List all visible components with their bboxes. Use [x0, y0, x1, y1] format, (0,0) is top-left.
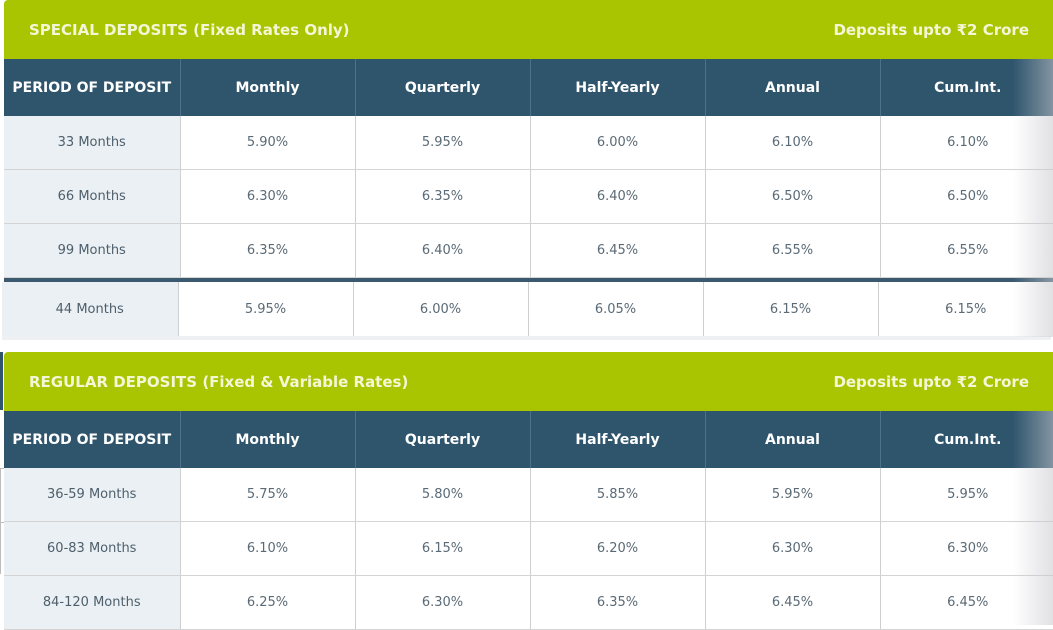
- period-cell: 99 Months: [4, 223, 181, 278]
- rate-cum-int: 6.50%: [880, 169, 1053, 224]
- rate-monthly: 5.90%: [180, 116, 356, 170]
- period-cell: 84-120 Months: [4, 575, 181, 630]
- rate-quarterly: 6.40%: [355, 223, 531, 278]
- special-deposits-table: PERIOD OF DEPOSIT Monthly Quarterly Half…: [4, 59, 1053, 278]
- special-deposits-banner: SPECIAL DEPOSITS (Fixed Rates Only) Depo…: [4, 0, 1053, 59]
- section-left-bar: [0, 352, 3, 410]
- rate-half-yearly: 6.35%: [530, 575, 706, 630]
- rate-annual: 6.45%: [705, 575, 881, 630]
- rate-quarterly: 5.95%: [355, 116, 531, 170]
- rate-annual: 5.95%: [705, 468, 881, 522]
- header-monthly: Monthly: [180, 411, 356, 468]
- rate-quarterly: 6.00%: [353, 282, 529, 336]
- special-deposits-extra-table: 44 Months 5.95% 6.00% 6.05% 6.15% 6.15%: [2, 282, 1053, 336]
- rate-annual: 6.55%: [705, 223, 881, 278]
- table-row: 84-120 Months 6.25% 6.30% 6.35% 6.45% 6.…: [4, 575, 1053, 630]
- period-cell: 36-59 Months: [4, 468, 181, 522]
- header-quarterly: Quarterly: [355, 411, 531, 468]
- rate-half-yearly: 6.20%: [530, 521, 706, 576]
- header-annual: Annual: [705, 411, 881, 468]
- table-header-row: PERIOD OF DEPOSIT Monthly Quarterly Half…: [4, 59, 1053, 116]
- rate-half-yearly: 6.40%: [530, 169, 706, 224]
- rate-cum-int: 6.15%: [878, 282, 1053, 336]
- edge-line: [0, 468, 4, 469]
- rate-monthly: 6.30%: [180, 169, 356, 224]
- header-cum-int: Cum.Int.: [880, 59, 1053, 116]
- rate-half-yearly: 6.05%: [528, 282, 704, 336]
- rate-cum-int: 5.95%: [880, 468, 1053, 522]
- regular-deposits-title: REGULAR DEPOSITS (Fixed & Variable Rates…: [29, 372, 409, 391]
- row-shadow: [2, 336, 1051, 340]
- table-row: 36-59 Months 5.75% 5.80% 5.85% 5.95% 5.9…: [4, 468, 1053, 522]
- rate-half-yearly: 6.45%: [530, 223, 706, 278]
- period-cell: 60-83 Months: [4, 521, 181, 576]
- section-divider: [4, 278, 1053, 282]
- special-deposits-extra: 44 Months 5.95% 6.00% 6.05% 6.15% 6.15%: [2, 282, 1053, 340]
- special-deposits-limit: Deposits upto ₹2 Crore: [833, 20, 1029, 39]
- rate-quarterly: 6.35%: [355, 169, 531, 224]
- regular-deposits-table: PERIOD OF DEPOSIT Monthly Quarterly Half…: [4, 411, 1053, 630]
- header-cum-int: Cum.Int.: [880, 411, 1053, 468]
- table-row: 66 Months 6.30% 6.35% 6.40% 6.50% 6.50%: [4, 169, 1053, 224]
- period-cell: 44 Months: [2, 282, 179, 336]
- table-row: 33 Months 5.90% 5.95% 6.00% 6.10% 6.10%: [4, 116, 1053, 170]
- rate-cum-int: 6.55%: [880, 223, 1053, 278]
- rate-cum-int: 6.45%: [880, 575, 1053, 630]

★ ★ ★ ★ ★ ★ ★

■ What this task involves:
Rewrite the listing above, substituting "Cumulative" for "Cum.Int." everywhere it occurs and keeping everything else the same. Omit the pictures from your answer.

■ Written response:
List all visible components with their bboxes. Use [x0, y0, x1, y1] format, (0,0) is top-left.
- period-cell: 99 Months: [4, 223, 181, 278]
- rate-cum-int: 6.50%: [880, 169, 1053, 224]
- rate-monthly: 5.90%: [180, 116, 356, 170]
- period-cell: 84-120 Months: [4, 575, 181, 630]
- rate-quarterly: 6.40%: [355, 223, 531, 278]
- special-deposits-table: PERIOD OF DEPOSIT Monthly Quarterly Half…: [4, 59, 1053, 278]
- special-deposits-banner: SPECIAL DEPOSITS (Fixed Rates Only) Depo…: [4, 0, 1053, 59]
- section-left-bar: [0, 352, 3, 410]
- rate-half-yearly: 6.35%: [530, 575, 706, 630]
- rate-annual: 6.45%: [705, 575, 881, 630]
- rate-quarterly: 5.95%: [355, 116, 531, 170]
- rate-annual: 5.95%: [705, 468, 881, 522]
- header-monthly: Monthly: [180, 411, 356, 468]
- rate-quarterly: 6.00%: [353, 282, 529, 336]
- special-deposits-extra-table: 44 Months 5.95% 6.00% 6.05% 6.15% 6.15%: [2, 282, 1053, 336]
- rate-annual: 6.55%: [705, 223, 881, 278]
- table-row: 84-120 Months 6.25% 6.30% 6.35% 6.45% 6.…: [4, 575, 1053, 630]
- period-cell: 36-59 Months: [4, 468, 181, 522]
- header-quarterly: Quarterly: [355, 411, 531, 468]
- rate-half-yearly: 6.20%: [530, 521, 706, 576]
- header-annual: Annual: [705, 411, 881, 468]
- table-header-row: PERIOD OF DEPOSIT Monthly Quarterly Half…: [4, 59, 1053, 116]
- rate-half-yearly: 6.40%: [530, 169, 706, 224]
- rate-cum-int: 6.15%: [878, 282, 1053, 336]
- edge-line: [0, 468, 4, 469]
- rate-monthly: 6.30%: [180, 169, 356, 224]
- header-cum-int: Cumulative: [880, 59, 1053, 116]
- rate-half-yearly: 6.05%: [528, 282, 704, 336]
- rate-cum-int: 5.95%: [880, 468, 1053, 522]
- regular-deposits-title: REGULAR DEPOSITS (Fixed & Variable Rates…: [29, 372, 409, 391]
- row-shadow: [2, 336, 1051, 340]
- table-row: 36-59 Months 5.75% 5.80% 5.85% 5.95% 5.9…: [4, 468, 1053, 522]
- rate-half-yearly: 6.45%: [530, 223, 706, 278]
- period-cell: 60-83 Months: [4, 521, 181, 576]
- section-divider: [4, 278, 1053, 282]
- special-deposits-extra: 44 Months 5.95% 6.00% 6.05% 6.15% 6.15%: [2, 282, 1053, 340]
- special-deposits-limit: Deposits upto ₹2 Crore: [833, 20, 1029, 39]
- rate-quarterly: 6.35%: [355, 169, 531, 224]
- regular-deposits-table: PERIOD OF DEPOSIT Monthly Quarterly Half…: [4, 411, 1053, 630]
- header-cum-int: Cumulative: [880, 411, 1053, 468]
- table-row: 66 Months 6.30% 6.35% 6.40% 6.50% 6.50%: [4, 169, 1053, 224]
- period-cell: 44 Months: [2, 282, 179, 336]
- table-row: 33 Months 5.90% 5.95% 6.00% 6.10% 6.10%: [4, 116, 1053, 170]
- rate-cum-int: 6.55%: [880, 223, 1053, 278]
- rate-cum-int: 6.45%: [880, 575, 1053, 630]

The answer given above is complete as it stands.